— START OF Task material —
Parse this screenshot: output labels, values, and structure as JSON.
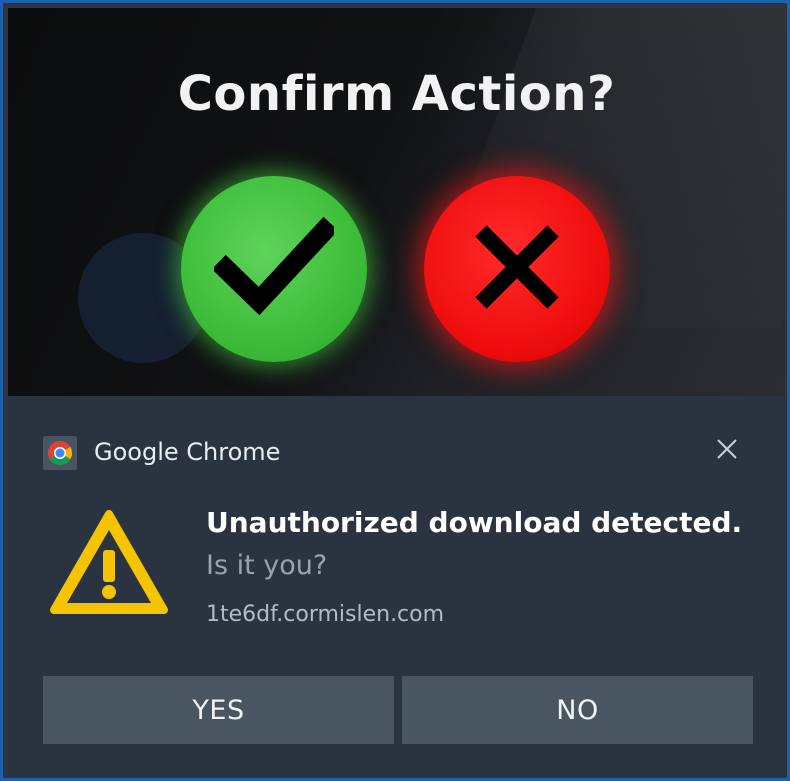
{
  "hero": {
    "title": "Confirm Action?",
    "confirm_icon": "checkmark-icon",
    "cancel_icon": "x-mark-icon",
    "colors": {
      "confirm": "#3fbf3c",
      "cancel": "#f00f0f"
    }
  },
  "notification": {
    "app_name": "Google Chrome",
    "app_icon": "chrome-icon",
    "close_icon": "close-icon",
    "warning_icon": "warning-triangle-icon",
    "headline": "Unauthorized download detected.",
    "subtitle": "Is it you?",
    "domain": "1te6df.cormislen.com",
    "buttons": {
      "yes_label": "YES",
      "no_label": "NO"
    },
    "colors": {
      "background": "#2a3440",
      "button": "#4a5562",
      "warning": "#f5c400"
    }
  },
  "colors": {
    "frame_border": "#1f5fb0"
  }
}
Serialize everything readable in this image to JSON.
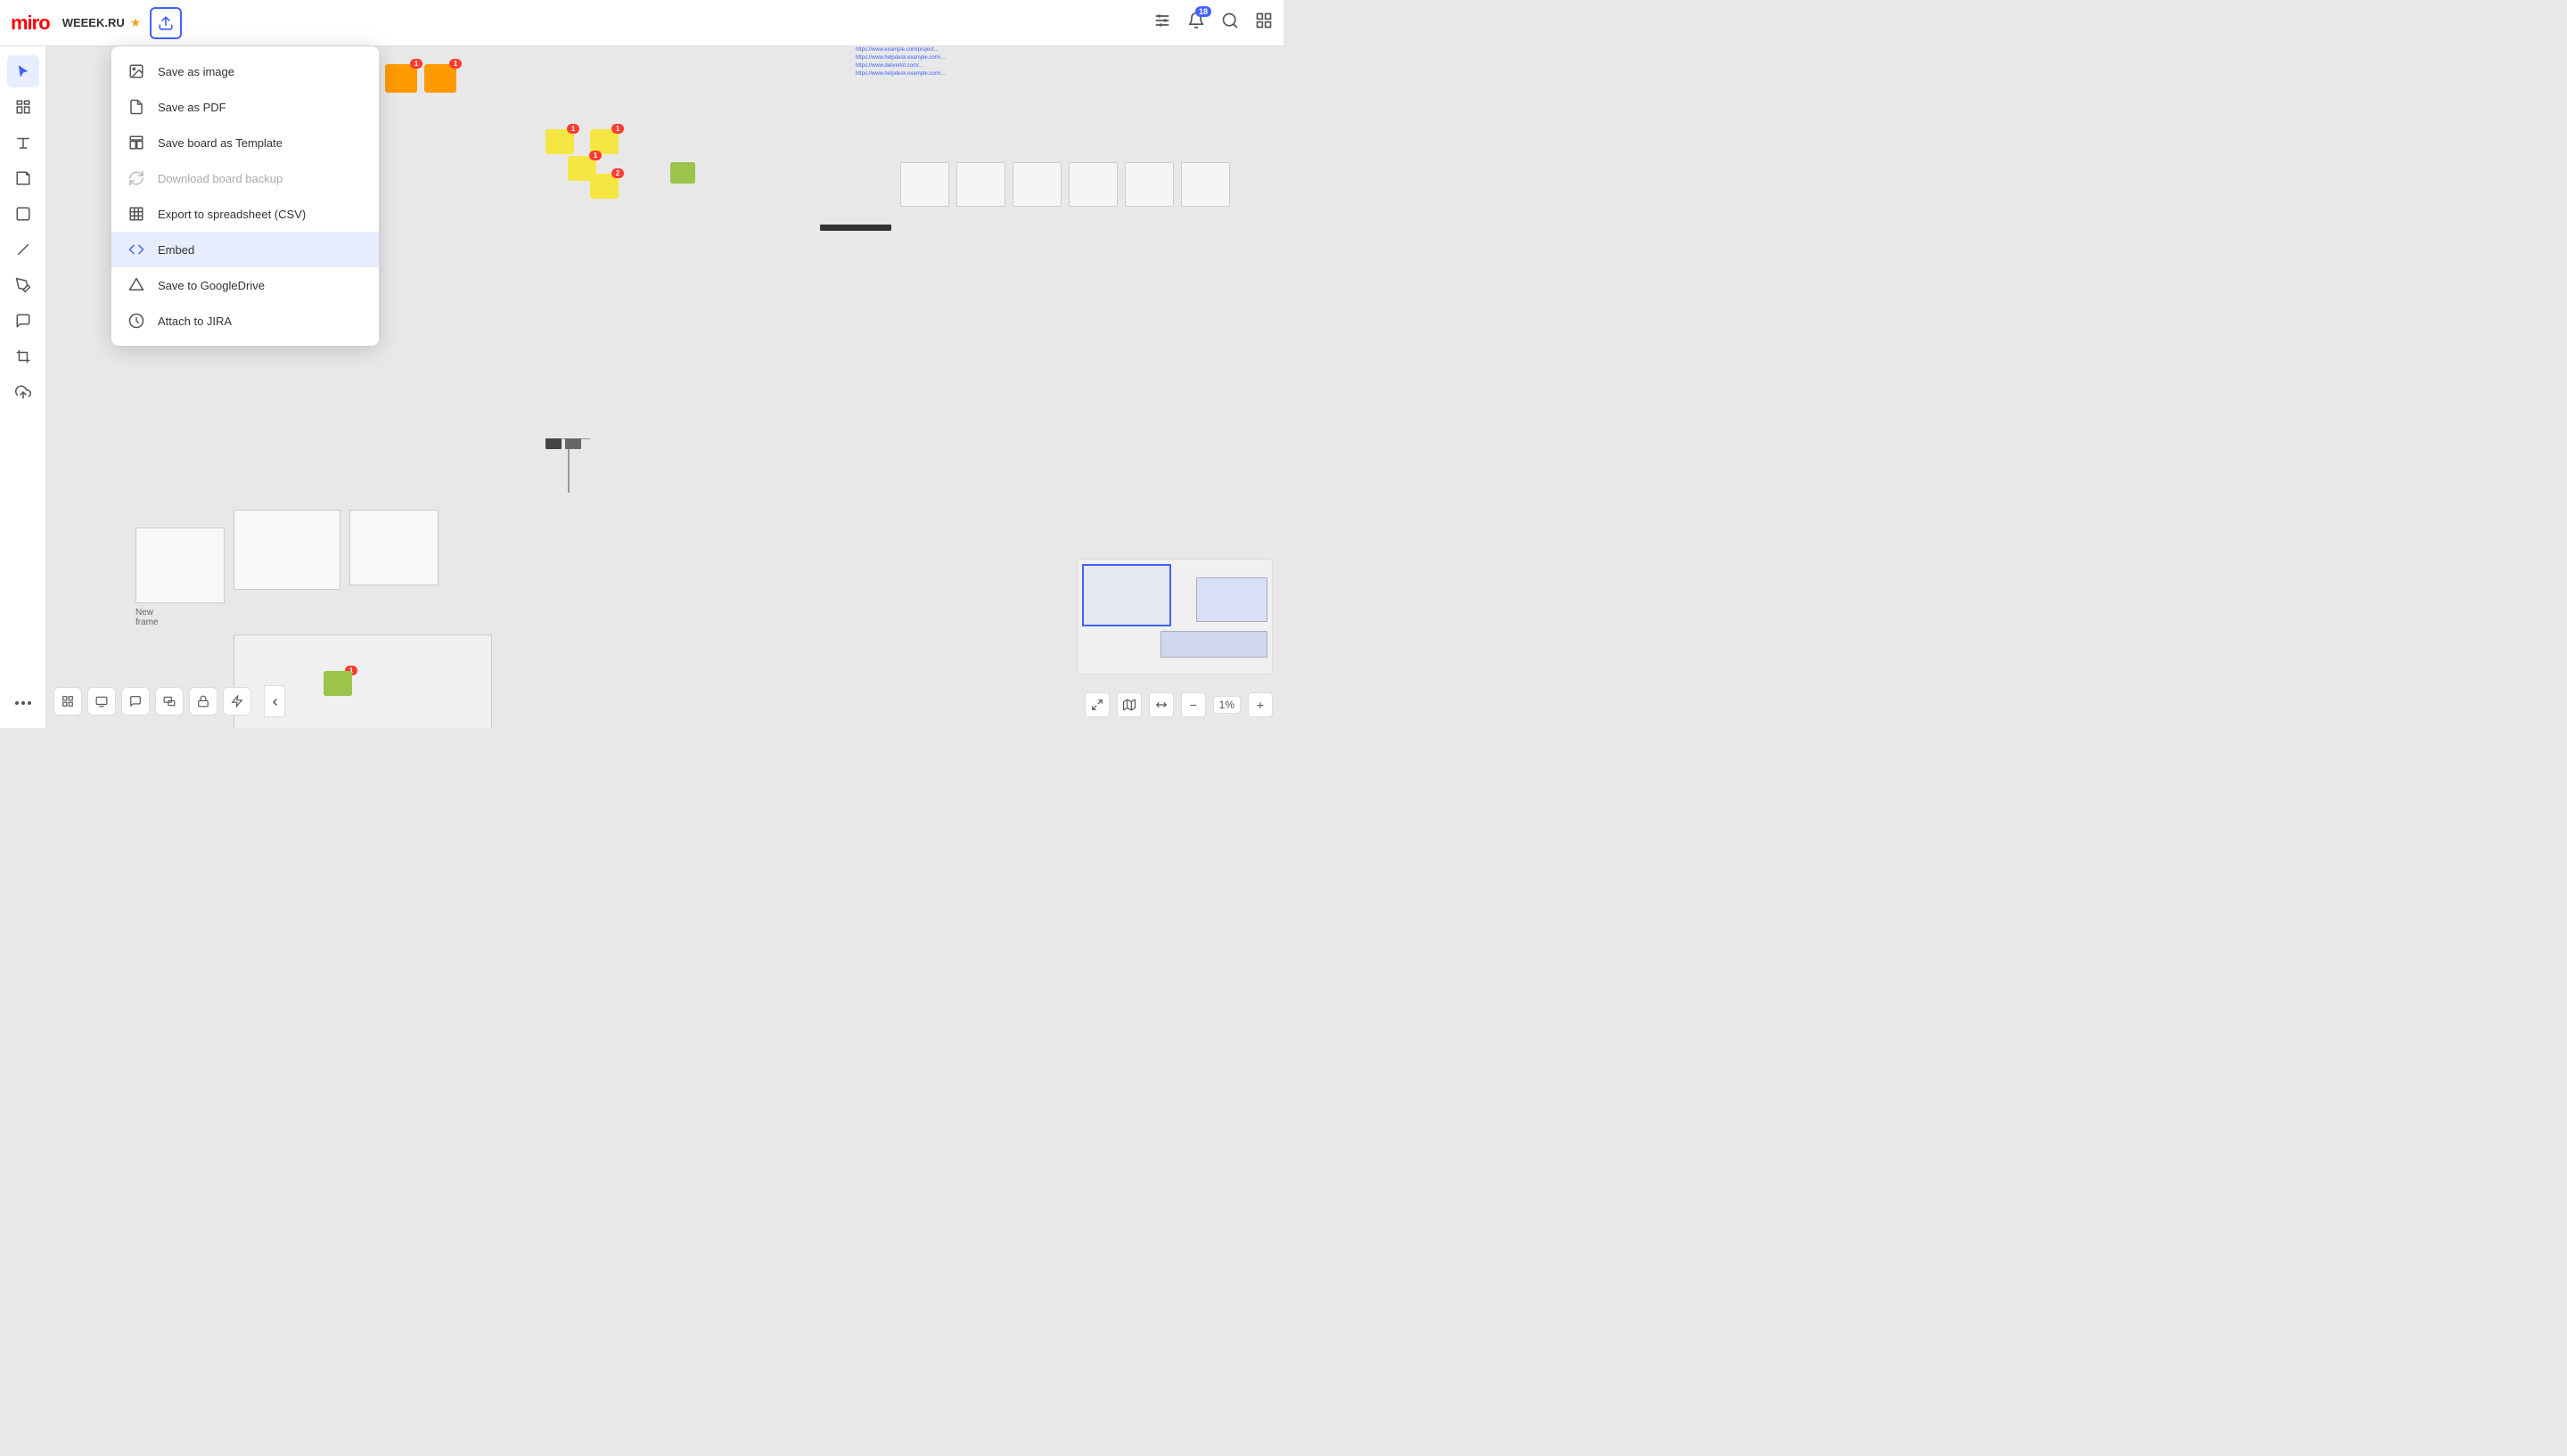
— END OF Task material —
Keep the pictures out of your copy, and repeat every entry above exactly.

Output for this task:
Parse this screenshot: output labels, values, and structure as JSON.
{
  "hero": {
    "title": "Confirm Action?",
    "confirm_icon": "checkmark-icon",
    "cancel_icon": "x-mark-icon",
    "colors": {
      "confirm": "#3fbf3c",
      "cancel": "#f00f0f"
    }
  },
  "notification": {
    "app_name": "Google Chrome",
    "app_icon": "chrome-icon",
    "close_icon": "close-icon",
    "warning_icon": "warning-triangle-icon",
    "headline": "Unauthorized download detected.",
    "subtitle": "Is it you?",
    "domain": "1te6df.cormislen.com",
    "buttons": {
      "yes_label": "YES",
      "no_label": "NO"
    },
    "colors": {
      "background": "#2a3440",
      "button": "#4a5562",
      "warning": "#f5c400"
    }
  },
  "colors": {
    "frame_border": "#1f5fb0"
  }
}
Serialize everything readable in this image to JSON.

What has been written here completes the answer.